┌─ Input data

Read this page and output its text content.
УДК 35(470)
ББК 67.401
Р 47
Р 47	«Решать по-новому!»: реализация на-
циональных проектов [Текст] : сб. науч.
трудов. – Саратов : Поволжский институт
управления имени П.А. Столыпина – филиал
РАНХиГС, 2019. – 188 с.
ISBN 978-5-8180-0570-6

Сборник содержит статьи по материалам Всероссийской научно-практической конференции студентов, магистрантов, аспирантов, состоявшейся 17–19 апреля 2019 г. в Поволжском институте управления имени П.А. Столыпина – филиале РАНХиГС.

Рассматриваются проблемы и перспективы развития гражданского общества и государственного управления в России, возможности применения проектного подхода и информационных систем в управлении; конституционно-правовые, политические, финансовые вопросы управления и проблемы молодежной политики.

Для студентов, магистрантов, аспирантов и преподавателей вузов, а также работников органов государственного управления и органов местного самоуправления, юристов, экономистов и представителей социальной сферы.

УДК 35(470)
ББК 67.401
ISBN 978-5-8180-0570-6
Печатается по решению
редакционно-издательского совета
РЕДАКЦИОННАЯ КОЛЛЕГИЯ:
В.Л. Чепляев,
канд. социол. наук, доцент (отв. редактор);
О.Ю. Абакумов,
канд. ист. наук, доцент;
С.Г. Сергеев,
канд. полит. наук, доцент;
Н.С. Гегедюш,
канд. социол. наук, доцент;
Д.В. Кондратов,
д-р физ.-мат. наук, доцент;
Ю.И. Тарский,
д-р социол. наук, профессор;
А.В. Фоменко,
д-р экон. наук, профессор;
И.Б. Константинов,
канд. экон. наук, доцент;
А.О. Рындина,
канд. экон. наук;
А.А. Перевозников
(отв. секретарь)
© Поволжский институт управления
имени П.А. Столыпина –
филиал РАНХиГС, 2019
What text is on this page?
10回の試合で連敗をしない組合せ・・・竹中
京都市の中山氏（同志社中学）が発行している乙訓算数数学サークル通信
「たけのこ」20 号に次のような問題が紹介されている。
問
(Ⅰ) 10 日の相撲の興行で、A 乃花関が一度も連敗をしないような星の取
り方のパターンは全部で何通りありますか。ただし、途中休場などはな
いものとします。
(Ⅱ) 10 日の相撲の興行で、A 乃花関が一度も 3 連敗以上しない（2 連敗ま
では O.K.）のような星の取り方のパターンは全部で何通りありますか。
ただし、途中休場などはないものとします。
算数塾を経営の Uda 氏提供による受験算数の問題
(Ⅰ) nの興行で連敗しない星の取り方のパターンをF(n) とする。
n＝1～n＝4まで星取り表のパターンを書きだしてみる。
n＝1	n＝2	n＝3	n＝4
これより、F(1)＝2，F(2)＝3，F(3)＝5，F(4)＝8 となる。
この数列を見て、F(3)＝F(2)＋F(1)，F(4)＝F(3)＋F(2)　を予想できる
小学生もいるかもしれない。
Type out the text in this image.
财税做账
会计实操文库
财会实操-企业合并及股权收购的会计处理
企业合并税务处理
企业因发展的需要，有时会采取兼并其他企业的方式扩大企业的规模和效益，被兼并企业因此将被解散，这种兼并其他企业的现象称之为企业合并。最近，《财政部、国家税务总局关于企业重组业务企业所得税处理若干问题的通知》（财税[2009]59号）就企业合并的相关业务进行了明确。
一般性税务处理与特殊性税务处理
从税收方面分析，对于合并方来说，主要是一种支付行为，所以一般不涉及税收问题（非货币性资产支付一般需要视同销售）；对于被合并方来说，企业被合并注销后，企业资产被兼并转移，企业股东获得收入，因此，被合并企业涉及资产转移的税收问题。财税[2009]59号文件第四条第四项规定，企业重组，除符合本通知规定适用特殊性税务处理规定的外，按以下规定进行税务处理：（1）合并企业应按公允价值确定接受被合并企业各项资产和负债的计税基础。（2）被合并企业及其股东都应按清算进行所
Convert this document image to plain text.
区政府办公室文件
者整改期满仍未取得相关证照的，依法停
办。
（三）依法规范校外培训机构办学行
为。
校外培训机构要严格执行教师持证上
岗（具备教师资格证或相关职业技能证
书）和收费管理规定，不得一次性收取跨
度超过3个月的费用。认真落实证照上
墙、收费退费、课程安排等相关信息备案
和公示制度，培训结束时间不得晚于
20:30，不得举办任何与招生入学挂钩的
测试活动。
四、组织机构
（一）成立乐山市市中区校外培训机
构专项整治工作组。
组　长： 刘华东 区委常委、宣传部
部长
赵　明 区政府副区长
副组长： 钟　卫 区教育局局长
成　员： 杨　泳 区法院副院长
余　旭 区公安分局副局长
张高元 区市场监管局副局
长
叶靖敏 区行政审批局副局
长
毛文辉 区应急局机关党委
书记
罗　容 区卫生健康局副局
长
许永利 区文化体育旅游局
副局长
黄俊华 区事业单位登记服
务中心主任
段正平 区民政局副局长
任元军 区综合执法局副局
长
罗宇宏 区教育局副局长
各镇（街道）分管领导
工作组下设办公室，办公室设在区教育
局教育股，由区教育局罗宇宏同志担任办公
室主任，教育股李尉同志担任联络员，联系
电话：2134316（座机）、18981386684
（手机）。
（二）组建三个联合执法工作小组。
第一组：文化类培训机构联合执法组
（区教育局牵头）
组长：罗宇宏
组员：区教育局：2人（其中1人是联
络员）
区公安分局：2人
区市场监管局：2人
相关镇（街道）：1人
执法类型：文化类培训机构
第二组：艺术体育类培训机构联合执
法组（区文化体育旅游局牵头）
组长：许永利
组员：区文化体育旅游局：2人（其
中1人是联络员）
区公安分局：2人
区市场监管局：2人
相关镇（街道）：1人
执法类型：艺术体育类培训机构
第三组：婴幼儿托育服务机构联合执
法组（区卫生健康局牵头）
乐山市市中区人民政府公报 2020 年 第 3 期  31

└─

» **Instructions to follow**
The required answer is a single number: the count of lines in the entries that hold the string "имени".

» **Output of the task**
3